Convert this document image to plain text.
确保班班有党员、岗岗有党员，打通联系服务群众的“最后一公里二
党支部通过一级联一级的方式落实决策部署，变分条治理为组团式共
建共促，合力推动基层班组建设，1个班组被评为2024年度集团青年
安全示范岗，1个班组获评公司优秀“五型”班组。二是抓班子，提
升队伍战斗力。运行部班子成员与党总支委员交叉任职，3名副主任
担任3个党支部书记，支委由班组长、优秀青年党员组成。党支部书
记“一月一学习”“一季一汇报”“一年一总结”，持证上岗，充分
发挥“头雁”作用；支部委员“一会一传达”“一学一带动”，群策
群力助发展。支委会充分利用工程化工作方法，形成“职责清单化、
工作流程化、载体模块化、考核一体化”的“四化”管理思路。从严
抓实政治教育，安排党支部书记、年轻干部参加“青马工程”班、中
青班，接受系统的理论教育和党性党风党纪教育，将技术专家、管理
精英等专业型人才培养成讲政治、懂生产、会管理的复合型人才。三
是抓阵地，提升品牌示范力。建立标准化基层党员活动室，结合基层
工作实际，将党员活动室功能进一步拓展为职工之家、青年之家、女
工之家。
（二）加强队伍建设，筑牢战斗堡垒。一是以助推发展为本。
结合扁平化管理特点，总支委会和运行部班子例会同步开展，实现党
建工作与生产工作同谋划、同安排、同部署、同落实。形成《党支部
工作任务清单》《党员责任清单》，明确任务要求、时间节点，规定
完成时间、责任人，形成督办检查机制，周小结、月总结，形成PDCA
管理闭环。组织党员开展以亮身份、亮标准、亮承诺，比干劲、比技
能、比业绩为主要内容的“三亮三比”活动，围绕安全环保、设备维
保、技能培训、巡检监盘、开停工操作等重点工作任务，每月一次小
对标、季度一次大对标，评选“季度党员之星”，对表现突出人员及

→ Request:
All the data must be duplicated exactly, with nothing added or removed.

→ Worked answer:
Convert this document image to plain text.
确保班班有党员、岗岗有党员，打通联系服务群众的“最后一公里二
党支部通过一级联一级的方式落实决策部署，变分条治理为组团式共
建共促，合力推动基层班组建设，1个班组被评为2024年度集团青年
安全示范岗，1个班组获评公司优秀“五型”班组。二是抓班子，提
升队伍战斗力。运行部班子成员与党总支委员交叉任职，3名副主任
担任3个党支部书记，支委由班组长、优秀青年党员组成。党支部书
记“一月一学习”“一季一汇报”“一年一总结”，持证上岗，充分
发挥“头雁”作用；支部委员“一会一传达”“一学一带动”，群策
群力助发展。支委会充分利用工程化工作方法，形成“职责清单化、
工作流程化、载体模块化、考核一体化”的“四化”管理思路。从严
抓实政治教育，安排党支部书记、年轻干部参加“青马工程”班、中
青班，接受系统的理论教育和党性党风党纪教育，将技术专家、管理
精英等专业型人才培养成讲政治、懂生产、会管理的复合型人才。三
是抓阵地，提升品牌示范力。建立标准化基层党员活动室，结合基层
工作实际，将党员活动室功能进一步拓展为职工之家、青年之家、女
工之家。
（二）加强队伍建设，筑牢战斗堡垒。一是以助推发展为本。
结合扁平化管理特点，总支委会和运行部班子例会同步开展，实现党
建工作与生产工作同谋划、同安排、同部署、同落实。形成《党支部
工作任务清单》《党员责任清单》，明确任务要求、时间节点，规定
完成时间、责任人，形成督办检查机制，周小结、月总结，形成PDCA
管理闭环。组织党员开展以亮身份、亮标准、亮承诺，比干劲、比技
能、比业绩为主要内容的“三亮三比”活动，围绕安全环保、设备维
保、技能培训、巡检监盘、开停工操作等重点工作任务，每月一次小
对标、季度一次大对标，评选“季度党员之星”，对表现突出人员及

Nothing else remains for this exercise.